Restate the entries below word for word, omitting nothing.

ITEMS
++++++
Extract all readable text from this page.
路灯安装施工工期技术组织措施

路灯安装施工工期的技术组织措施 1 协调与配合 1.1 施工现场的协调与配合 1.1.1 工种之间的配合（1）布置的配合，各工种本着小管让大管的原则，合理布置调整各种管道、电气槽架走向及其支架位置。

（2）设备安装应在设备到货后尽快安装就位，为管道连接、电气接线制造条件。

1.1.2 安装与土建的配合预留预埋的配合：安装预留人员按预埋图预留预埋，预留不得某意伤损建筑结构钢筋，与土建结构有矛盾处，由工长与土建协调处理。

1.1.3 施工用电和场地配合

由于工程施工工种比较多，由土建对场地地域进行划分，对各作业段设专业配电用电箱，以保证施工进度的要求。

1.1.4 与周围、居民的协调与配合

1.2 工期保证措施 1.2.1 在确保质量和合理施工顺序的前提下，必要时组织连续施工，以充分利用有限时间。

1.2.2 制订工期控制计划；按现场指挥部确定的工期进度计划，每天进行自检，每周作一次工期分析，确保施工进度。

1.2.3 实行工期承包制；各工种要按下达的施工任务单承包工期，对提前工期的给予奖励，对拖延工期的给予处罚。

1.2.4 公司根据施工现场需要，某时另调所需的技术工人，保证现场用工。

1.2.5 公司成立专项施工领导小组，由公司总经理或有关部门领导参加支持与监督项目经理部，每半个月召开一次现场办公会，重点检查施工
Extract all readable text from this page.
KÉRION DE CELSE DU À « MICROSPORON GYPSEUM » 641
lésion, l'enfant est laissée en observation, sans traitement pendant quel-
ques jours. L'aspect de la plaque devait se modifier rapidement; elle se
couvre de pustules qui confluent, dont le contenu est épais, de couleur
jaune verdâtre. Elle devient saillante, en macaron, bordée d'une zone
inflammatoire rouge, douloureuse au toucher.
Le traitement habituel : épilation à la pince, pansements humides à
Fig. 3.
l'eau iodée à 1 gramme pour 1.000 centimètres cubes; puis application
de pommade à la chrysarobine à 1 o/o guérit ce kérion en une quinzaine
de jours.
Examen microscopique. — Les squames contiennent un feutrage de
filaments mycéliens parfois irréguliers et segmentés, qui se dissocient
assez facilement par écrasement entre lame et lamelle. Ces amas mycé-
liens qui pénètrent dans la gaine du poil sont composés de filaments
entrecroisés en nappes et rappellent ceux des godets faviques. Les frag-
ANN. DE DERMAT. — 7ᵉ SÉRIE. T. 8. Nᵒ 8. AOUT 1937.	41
++++++
EXPECTED ANSWER
Extract all readable text from this page.
路灯安装施工工期技术组织措施

路灯安装施工工期的技术组织措施 1 协调与配合 1.1 施工现场的协调与配合 1.1.1 工种之间的配合（1）布置的配合，各工种本着小管让大管的原则，合理布置调整各种管道、电气槽架走向及其支架位置。

（2）设备安装应在设备到货后尽快安装就位，为管道连接、电气接线制造条件。

1.1.2 安装与土建的配合预留预埋的配合：安装预留人员按预埋图预留预埋，预留不得某意伤损建筑结构钢筋，与土建结构有矛盾处，由工长与土建协调处理。

1.1.3 施工用电和场地配合

由于工程施工工种比较多，由土建对场地地域进行划分，对各作业段设专业配电用电箱，以保证施工进度的要求。

1.1.4 与周围、居民的协调与配合

1.2 工期保证措施 1.2.1 在确保质量和合理施工顺序的前提下，必要时组织连续施工，以充分利用有限时间。

1.2.2 制订工期控制计划；按现场指挥部确定的工期进度计划，每天进行自检，每周作一次工期分析，确保施工进度。

1.2.3 实行工期承包制；各工种要按下达的施工任务单承包工期，对提前工期的给予奖励，对拖延工期的给予处罚。

1.2.4 公司根据施工现场需要，某时另调所需的技术工人，保证现场用工。

1.2.5 公司成立专项施工领导小组，由公司总经理或有关部门领导参加支持与监督项目经理部，每半个月召开一次现场办公会，重点检查施工
Extract all readable text from this page.
KÉRION DE CELSE DU À « MICROSPORON GYPSEUM » 641
lésion, l'enfant est laissée en observation, sans traitement pendant quel-
ques jours. L'aspect de la plaque devait se modifier rapidement; elle se
couvre de pustules qui confluent, dont le contenu est épais, de couleur
jaune verdâtre. Elle devient saillante, en macaron, bordée d'une zone
inflammatoire rouge, douloureuse au toucher.
Le traitement habituel : épilation à la pince, pansements humides à
Fig. 3.
l'eau iodée à 1 gramme pour 1.000 centimètres cubes; puis application
de pommade à la chrysarobine à 1 o/o guérit ce kérion en une quinzaine
de jours.
Examen microscopique. — Les squames contiennent un feutrage de
filaments mycéliens parfois irréguliers et segmentés, qui se dissocient
assez facilement par écrasement entre lame et lamelle. Ces amas mycé-
liens qui pénètrent dans la gaine du poil sont composés de filaments
entrecroisés en nappes et rappellent ceux des godets faviques. Les frag-
ANN. DE DERMAT. — 7ᵉ SÉRIE. T. 8. Nᵒ 8. AOUT 1937.	41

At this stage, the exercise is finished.